▶ **EXCERPTED TEXT**:
══════════════════════════════
I was in the 4th grade at St. Mary
School, Greensburg, IN. My dad was a great one to help us
to read and find new words. I came home with a word that I
thought, for sure, he hadn’t heard. I heard it on the
playground. I thought it had just been invented. The word
was “clodhopper.”
We were always home for the noon meal. We lived in town. We
were not like the kids who came to school in buggies. I envied
those kids in a way. They didn’t have to run home. They
could just pull a sandwich out of a sack and reach for the
ball and bat.
After the prayer, Mom said, “Dad, your son has a new
word. He told me about it already.”
“Oh, good,” Dad said, “What is it?”
Oh, I was ready. I knew he’d get a big kick out of it.
“Clodhopper!” I said it, loud, and I doubled up
with the comedy of the sound. “Clodhopper.”
══════════════════════════════
▶ **RECORD LIST**:
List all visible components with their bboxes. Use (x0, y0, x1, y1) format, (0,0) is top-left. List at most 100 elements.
══════════════════════════════
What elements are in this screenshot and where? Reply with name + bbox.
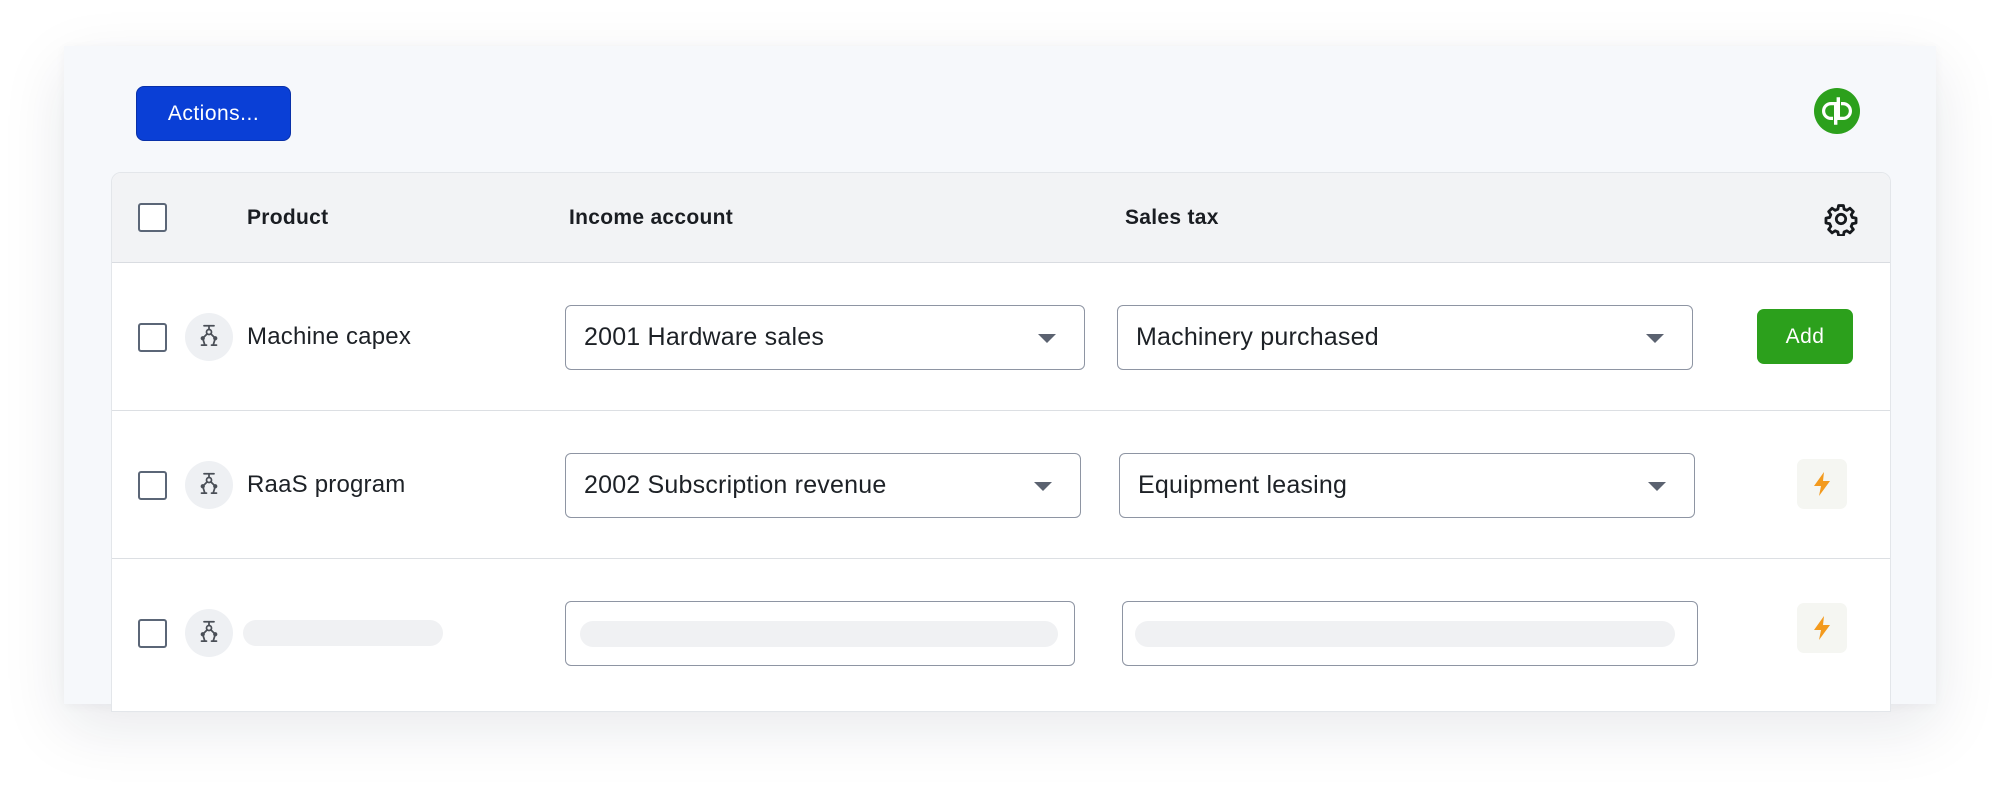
══════════════════════════════
▶ **WHAT IS REQUIRED**: In the clodhopper story, please repeat the passage starting at "After the prayer, Mom" and ending at "kick out of it.", swapping "Mom" for "Mother".

▶ **FINAL ANSWER**:
After the prayer, Mother said, “Dad, your son has a new
word. He told me about it already.”
“Oh, good,” Dad said, “What is it?”
Oh, I was ready. I knew he’d get a big kick out of it.